THINGS TO DO:
1. In the Midsummer Night's Dream excerpt, whom does Lysander say he will find once the day shows its grey light?
2. Please quote the Midsummer Night's Dream excerpt from "I’ll whip thee" up to and including "lighter-heeled than I.".
3. Carry the Midsummer Night's Dream excerpt on from its final line.

TEXT SHOWN:
■ ■ ■ ■

Topics: proverbs and idioms, dignity, nature, deceit

PLAY: A Midsummer Night’s Dream
ACT/SCENE: 3.2
SPEAKER: Demetrius
CONTEXT:
DEMETRIUS
Lysander, speak again!
Thou runaway, thou coward, art thou fled?
Speak! In some bush? Where dost thou hide thy head?
PUCK
Thou coward, art thou bragging to the stars,
Telling the bushes that thou look’st for wars,
And wilt not come? Come, recreant. Come, thou child!
I’ll whip thee with a rod. He is defiled
That draws a sword on thee.
DEMETRIUS
Yea, art thou there?
PUCK
Follow my voice. We’ll try no manhood here.
LYSANDER
He goes before me and still dares me on.
When I come where he calls, then he is gone.
The villain is much lighter-heeled than I.
I followed fast, but faster he did fly,
That fallen am I in dark uneven way,
And here will rest me.
Come, thou gentle day!
For if but once thou show me thy grey light,
I’ll find Demetrius and revenge this spite.

DUTCH:
Gij bloodaard! snoeft gij tegen ‘t zwerk en pocht
Gij tegen ‘tbosch, dat ge, o zoo gaarne! vocht,
En komt gij niet?

■ ■ ■ ■

SUPPLIED DATA:
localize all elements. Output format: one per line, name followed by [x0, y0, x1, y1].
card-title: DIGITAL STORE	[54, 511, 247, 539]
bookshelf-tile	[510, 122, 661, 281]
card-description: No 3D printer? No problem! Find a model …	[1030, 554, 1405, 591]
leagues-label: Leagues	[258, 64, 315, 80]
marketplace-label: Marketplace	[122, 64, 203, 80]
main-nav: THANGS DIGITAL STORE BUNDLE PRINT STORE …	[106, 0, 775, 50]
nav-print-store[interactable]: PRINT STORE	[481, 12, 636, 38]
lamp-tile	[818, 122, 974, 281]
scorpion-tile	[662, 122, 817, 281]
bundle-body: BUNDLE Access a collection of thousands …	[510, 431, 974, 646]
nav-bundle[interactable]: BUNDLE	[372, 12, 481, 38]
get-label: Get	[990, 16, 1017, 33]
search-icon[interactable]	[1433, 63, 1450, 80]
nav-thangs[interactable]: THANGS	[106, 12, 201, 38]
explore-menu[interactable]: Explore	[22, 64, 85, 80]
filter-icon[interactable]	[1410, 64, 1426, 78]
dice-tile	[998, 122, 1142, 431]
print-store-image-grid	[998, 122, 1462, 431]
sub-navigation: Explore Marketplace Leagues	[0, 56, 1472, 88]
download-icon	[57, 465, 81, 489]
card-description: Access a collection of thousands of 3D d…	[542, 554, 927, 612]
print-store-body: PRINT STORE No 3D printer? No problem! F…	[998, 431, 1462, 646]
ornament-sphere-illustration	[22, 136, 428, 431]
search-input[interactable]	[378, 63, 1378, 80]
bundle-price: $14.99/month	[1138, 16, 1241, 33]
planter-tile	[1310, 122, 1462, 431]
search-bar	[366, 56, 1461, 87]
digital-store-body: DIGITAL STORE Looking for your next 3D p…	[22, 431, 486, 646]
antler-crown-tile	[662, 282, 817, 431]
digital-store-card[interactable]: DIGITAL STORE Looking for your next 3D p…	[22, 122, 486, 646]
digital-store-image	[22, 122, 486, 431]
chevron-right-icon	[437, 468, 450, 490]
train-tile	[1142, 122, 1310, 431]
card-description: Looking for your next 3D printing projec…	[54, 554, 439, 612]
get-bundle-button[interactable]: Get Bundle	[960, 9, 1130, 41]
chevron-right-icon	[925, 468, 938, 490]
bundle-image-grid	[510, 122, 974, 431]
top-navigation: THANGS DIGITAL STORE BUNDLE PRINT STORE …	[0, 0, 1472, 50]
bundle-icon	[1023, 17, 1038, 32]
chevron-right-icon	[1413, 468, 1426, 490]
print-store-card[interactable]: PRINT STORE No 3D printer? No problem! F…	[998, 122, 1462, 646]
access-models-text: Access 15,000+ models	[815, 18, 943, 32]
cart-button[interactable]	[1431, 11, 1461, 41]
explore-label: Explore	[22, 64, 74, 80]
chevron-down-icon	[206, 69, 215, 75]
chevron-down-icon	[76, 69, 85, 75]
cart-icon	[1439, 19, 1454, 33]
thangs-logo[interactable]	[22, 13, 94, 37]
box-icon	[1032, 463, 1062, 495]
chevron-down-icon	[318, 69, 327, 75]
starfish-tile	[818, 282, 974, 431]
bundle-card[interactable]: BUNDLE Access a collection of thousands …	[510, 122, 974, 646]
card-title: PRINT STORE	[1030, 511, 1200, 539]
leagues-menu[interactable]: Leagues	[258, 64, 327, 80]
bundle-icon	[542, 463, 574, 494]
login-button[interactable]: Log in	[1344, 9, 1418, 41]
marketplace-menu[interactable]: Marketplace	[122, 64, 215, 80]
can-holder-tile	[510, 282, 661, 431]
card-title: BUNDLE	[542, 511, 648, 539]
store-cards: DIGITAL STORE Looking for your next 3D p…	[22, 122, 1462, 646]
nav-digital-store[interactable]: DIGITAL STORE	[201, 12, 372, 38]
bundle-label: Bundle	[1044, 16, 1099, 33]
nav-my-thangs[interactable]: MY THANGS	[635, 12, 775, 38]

■ ■ ■ ■

ANSWERS TO THE TASKS:
1. Demetrius.

2.
I’ll whip thee with a rod. He is defiled
That draws a sword on thee.
DEMETRIUS
Yea, art thou there?
PUCK
Follow my voice. We’ll try no manhood here.
LYSANDER
He goes before me and still dares me on.
When I come where he calls, then he is gone.
The villain is much lighter-heeled than I.

3.
MORE:
Recreant=Wretch, coward
Try=Test
Lighter-heeled=Faster at running
Defile=Pollute, sully
Compleat:
Recreant=Een die zyn woord in zyn hals haalt, een laf hartige
To try=Beproeven
To betake himself to his heels=Het op ‘t loopen zetten; ‘t haazenpad kiezen
To defile=Besmetten, bevlekken, verontreynigen, door een engte trekken

Topics: courage, conflict

PLAY: A Midsummer Night’s Dream
ACT/SCENE: 3.2
SPEAKER: Demetrius
CONTEXT:
PUCK
Ho, ho, ho! Coward, why comest thou not?
DEMETRIUS
Abide me, if thou darest! For well I wot
Thou runn’st before me, shifting every place,
And darest not stand nor look me in the face.
Where art thou now?
PUCK
Come hither. I am here.
DEMETRIUS
Nay, then, thou mock’st me. Thou shalt buy this dear
If ever I thy face by daylight see.
Now go thy way. Faintness constraineth me
To measure out my length on this cold bed.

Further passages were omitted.